[Set exercise]
State how many lines of the entries hold the string "공사비를", and nothing more.

[Dataset content]
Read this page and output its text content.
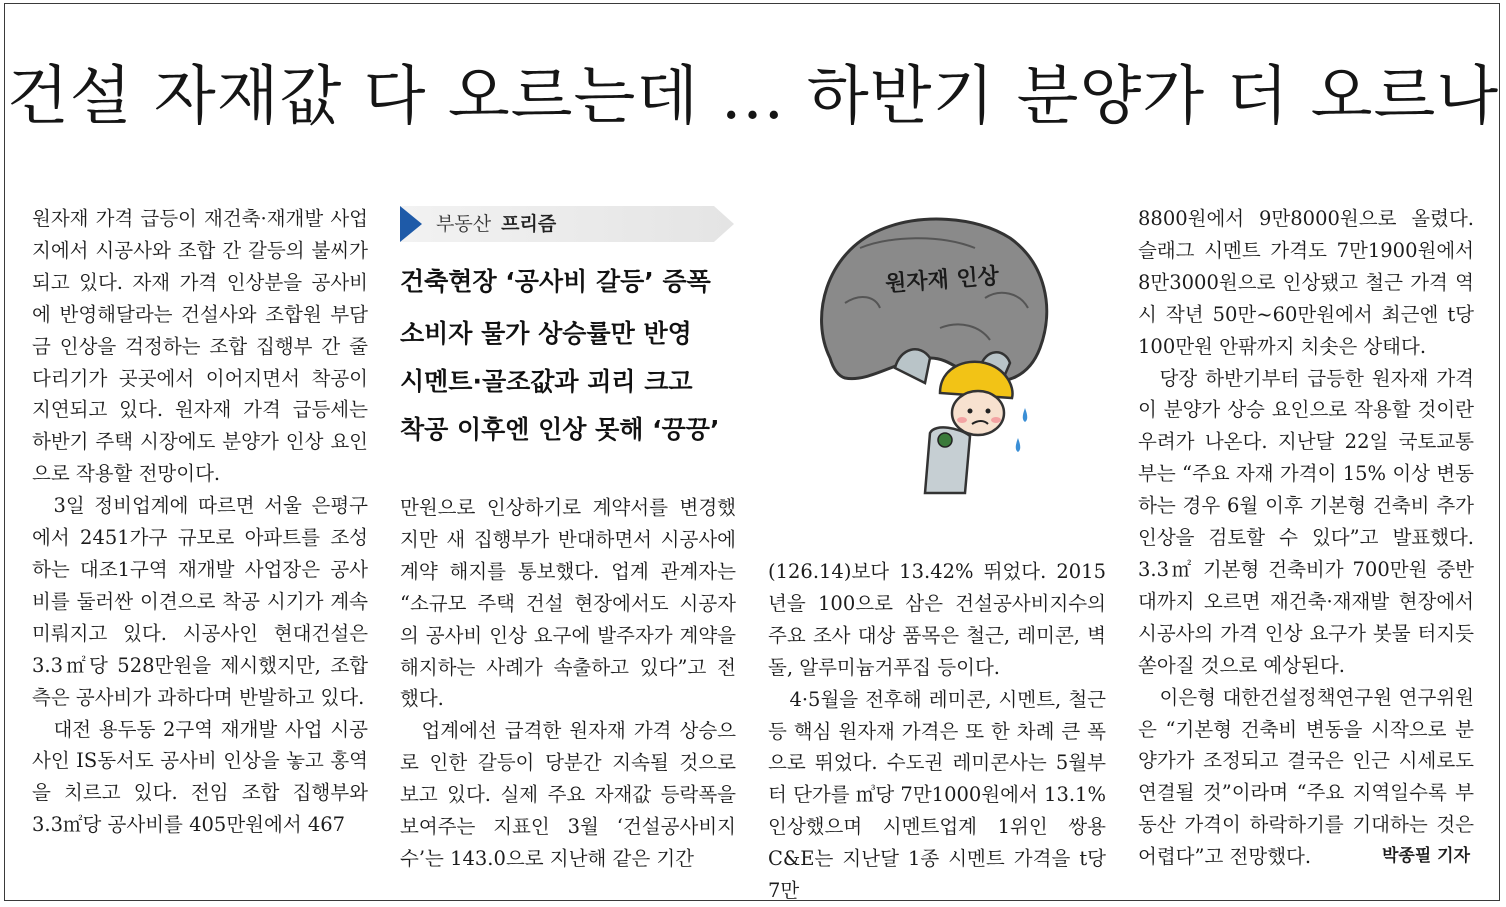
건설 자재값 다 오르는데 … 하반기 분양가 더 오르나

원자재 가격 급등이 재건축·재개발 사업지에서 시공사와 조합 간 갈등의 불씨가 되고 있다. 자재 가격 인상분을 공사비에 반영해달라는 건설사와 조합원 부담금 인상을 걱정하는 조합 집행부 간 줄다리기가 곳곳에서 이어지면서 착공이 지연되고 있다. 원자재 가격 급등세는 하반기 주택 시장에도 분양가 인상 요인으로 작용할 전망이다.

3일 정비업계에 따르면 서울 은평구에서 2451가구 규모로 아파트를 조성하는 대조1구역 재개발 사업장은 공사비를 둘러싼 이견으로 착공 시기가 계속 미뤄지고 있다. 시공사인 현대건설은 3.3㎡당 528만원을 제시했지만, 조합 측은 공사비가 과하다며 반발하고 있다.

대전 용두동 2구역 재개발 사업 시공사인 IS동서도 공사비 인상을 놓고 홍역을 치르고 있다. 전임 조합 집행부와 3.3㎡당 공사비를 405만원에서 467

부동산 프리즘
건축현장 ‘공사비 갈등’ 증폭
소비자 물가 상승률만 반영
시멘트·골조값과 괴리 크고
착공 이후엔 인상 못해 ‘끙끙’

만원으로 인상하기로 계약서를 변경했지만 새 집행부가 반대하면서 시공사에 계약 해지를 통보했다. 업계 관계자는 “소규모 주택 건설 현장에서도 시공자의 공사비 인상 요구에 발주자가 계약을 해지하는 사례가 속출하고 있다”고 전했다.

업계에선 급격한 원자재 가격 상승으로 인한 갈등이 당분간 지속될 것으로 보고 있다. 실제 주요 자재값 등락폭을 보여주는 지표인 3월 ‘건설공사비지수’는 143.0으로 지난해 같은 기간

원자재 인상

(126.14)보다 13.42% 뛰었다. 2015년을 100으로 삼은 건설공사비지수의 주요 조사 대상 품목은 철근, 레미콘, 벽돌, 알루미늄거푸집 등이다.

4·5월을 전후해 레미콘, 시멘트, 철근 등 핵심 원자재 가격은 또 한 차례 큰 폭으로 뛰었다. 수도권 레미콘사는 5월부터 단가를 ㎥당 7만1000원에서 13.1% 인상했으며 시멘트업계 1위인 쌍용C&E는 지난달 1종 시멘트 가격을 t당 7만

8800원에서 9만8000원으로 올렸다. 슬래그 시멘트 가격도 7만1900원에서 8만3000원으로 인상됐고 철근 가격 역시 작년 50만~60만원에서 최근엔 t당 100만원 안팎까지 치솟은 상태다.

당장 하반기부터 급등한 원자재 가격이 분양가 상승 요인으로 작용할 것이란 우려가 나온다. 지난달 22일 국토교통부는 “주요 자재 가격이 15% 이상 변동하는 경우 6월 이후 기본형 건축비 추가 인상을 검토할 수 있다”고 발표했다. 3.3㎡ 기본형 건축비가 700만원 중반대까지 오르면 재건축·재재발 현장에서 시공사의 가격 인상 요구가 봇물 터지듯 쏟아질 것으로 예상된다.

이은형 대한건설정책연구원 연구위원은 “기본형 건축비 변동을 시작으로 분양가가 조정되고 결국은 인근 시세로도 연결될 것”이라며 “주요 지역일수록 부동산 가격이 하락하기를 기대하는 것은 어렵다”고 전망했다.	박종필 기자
---
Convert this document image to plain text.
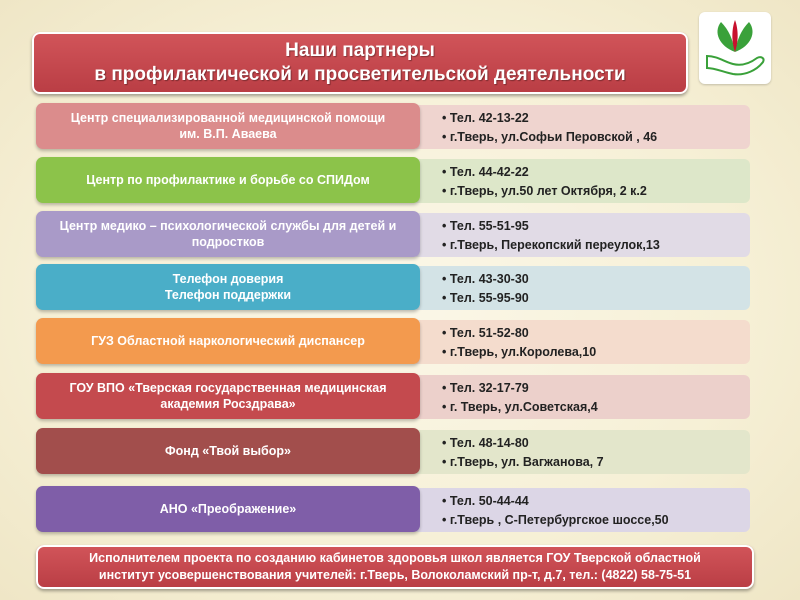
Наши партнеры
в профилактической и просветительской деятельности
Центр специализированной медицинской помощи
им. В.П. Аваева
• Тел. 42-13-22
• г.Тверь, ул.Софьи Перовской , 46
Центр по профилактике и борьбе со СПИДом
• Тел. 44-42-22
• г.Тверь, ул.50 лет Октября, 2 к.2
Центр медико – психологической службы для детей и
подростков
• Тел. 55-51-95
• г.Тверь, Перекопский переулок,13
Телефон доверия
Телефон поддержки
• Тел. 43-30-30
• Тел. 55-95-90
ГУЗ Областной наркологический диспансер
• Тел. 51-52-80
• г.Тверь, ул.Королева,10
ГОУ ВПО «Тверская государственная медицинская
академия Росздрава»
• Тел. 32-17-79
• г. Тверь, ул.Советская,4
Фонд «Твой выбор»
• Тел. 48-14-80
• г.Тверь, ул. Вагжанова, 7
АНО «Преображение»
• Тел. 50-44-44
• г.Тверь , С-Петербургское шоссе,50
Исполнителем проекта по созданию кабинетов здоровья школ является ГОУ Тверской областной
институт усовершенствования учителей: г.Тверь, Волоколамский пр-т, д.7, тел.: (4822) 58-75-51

[Correct result]
2